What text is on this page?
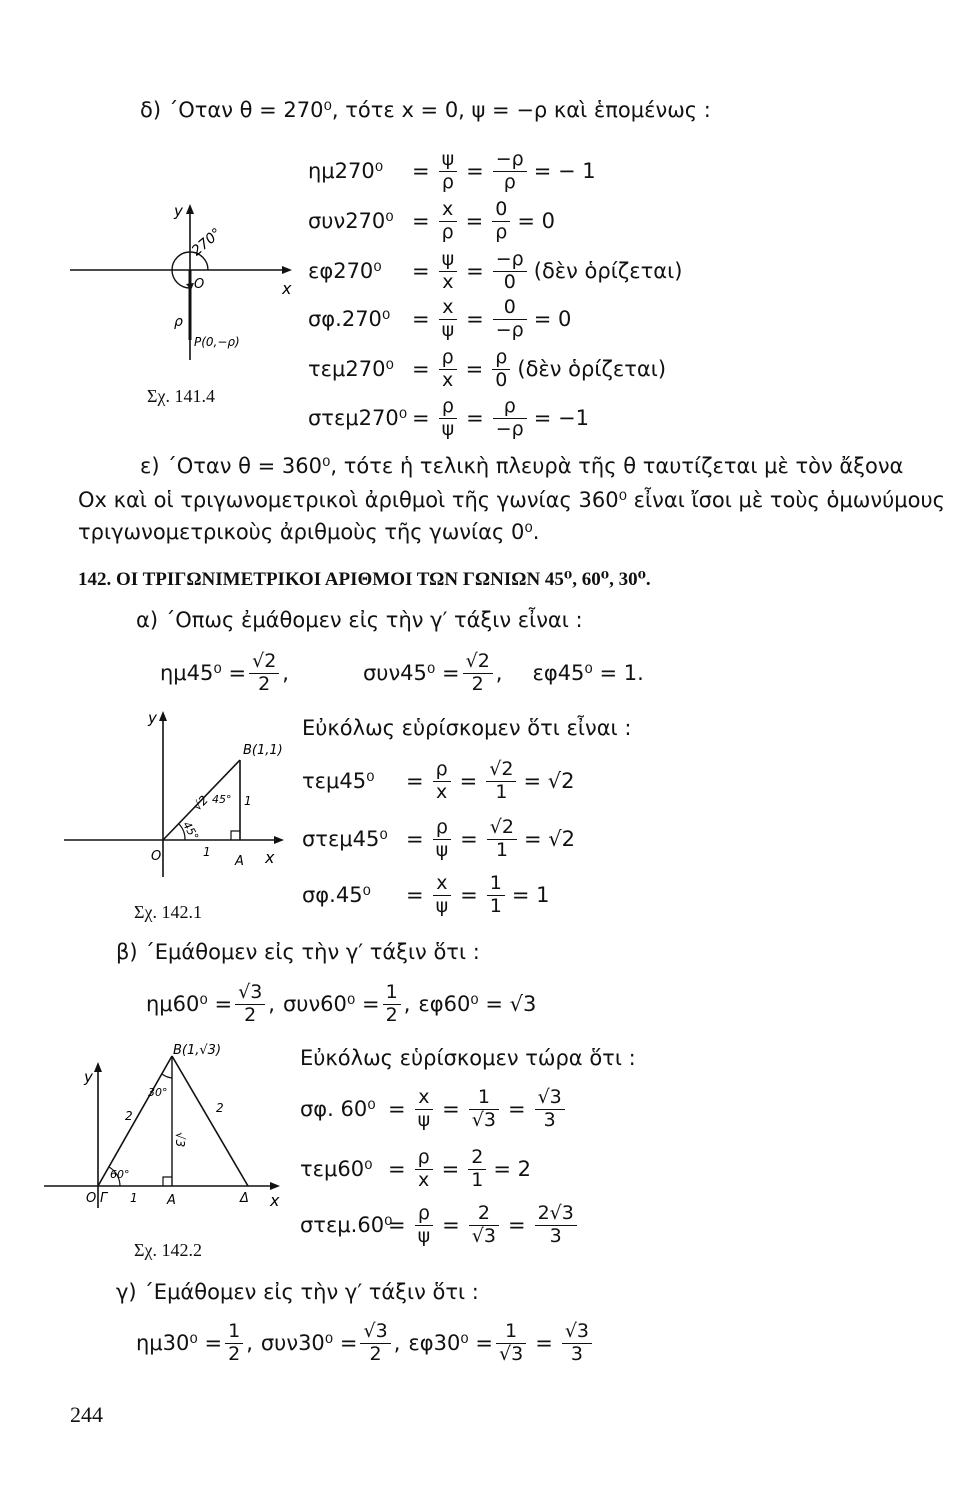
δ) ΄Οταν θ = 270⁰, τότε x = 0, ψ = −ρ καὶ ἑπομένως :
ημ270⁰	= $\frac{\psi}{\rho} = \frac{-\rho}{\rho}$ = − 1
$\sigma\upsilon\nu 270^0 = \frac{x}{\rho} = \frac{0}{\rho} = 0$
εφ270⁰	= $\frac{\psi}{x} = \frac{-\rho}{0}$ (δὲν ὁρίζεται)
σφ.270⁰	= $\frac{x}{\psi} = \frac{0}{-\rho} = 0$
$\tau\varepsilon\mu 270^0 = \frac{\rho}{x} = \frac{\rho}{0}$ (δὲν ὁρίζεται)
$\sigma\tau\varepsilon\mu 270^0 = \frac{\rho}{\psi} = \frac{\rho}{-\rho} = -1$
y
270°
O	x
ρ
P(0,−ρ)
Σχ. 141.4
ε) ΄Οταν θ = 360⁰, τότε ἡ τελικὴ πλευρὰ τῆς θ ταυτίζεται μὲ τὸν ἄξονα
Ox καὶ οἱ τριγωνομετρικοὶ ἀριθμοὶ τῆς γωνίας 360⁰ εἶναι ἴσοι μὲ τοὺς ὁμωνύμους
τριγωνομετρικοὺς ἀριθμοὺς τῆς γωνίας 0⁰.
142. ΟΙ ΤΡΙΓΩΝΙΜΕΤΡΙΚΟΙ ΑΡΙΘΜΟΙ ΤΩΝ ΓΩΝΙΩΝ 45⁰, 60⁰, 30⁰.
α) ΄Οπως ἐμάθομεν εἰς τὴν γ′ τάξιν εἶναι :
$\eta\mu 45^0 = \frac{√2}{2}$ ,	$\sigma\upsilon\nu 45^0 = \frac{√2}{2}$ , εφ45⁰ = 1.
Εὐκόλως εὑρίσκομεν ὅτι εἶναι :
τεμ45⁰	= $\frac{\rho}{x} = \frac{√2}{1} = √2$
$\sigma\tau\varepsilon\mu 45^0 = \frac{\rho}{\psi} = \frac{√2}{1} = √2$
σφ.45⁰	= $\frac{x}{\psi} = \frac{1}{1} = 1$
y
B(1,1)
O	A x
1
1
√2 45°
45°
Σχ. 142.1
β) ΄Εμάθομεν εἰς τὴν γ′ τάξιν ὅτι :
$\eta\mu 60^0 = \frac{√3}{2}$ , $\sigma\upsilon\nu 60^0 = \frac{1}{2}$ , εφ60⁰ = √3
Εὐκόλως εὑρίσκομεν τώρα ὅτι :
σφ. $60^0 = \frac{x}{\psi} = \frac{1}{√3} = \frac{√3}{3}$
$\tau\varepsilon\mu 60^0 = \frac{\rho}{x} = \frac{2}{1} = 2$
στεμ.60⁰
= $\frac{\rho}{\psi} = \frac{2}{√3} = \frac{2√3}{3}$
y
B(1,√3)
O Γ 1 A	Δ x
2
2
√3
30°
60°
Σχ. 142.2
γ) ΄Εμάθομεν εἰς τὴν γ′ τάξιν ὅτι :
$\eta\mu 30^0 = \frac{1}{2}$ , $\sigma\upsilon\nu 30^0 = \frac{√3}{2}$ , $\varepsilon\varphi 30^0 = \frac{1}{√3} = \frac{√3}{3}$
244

────────────────────

**Problem:**
Exclude the pictures and repeat every other part of the records word for word.

**Answer to the task:**
What text is on this page?
δ) ΄Οταν θ = 270⁰, τότε x = 0, ψ = −ρ καὶ ἑπομένως :
ημ270⁰	= $\frac{\psi}{\rho} = \frac{-\rho}{\rho}$ = − 1
$\sigma\upsilon\nu 270^0 = \frac{x}{\rho} = \frac{0}{\rho} = 0$
εφ270⁰	= $\frac{\psi}{x} = \frac{-\rho}{0}$ (δὲν ὁρίζεται)
σφ.270⁰	= $\frac{x}{\psi} = \frac{0}{-\rho} = 0$
$\tau\varepsilon\mu 270^0 = \frac{\rho}{x} = \frac{\rho}{0}$ (δὲν ὁρίζεται)
$\sigma\tau\varepsilon\mu 270^0 = \frac{\rho}{\psi} = \frac{\rho}{-\rho} = -1$
y
270°
O	x
ρ
P(0,−ρ)
Σχ. 141.4
ε) ΄Οταν θ = 360⁰, τότε ἡ τελικὴ πλευρὰ τῆς θ ταυτίζεται μὲ τὸν ἄξονα
Ox καὶ οἱ τριγωνομετρικοὶ ἀριθμοὶ τῆς γωνίας 360⁰ εἶναι ἴσοι μὲ τοὺς ὁμωνύμους
τριγωνομετρικοὺς ἀριθμοὺς τῆς γωνίας 0⁰.
142. ΟΙ ΤΡΙΓΩΝΙΜΕΤΡΙΚΟΙ ΑΡΙΘΜΟΙ ΤΩΝ ΓΩΝΙΩΝ 45⁰, 60⁰, 30⁰.
α) ΄Οπως ἐμάθομεν εἰς τὴν γ′ τάξιν εἶναι :
$\eta\mu 45^0 = \frac{√2}{2}$ ,	$\sigma\upsilon\nu 45^0 = \frac{√2}{2}$ , εφ45⁰ = 1.
Εὐκόλως εὑρίσκομεν ὅτι εἶναι :
τεμ45⁰	= $\frac{\rho}{x} = \frac{√2}{1} = √2$
$\sigma\tau\varepsilon\mu 45^0 = \frac{\rho}{\psi} = \frac{√2}{1} = √2$
σφ.45⁰	= $\frac{x}{\psi} = \frac{1}{1} = 1$
y
B(1,1)
O	A x
1
1
√2 45°
45°
Σχ. 142.1
β) ΄Εμάθομεν εἰς τὴν γ′ τάξιν ὅτι :
$\eta\mu 60^0 = \frac{√3}{2}$ , $\sigma\upsilon\nu 60^0 = \frac{1}{2}$ , εφ60⁰ = √3
Εὐκόλως εὑρίσκομεν τώρα ὅτι :
σφ. $60^0 = \frac{x}{\psi} = \frac{1}{√3} = \frac{√3}{3}$
$\tau\varepsilon\mu 60^0 = \frac{\rho}{x} = \frac{2}{1} = 2$
στεμ.60⁰
= $\frac{\rho}{\psi} = \frac{2}{√3} = \frac{2√3}{3}$
y
B(1,√3)
O Γ 1 A	Δ x
2
2
√3
30°
60°
Σχ. 142.2
γ) ΄Εμάθομεν εἰς τὴν γ′ τάξιν ὅτι :
$\eta\mu 30^0 = \frac{1}{2}$ , $\sigma\upsilon\nu 30^0 = \frac{√3}{2}$ , $\varepsilon\varphi 30^0 = \frac{1}{√3} = \frac{√3}{3}$
244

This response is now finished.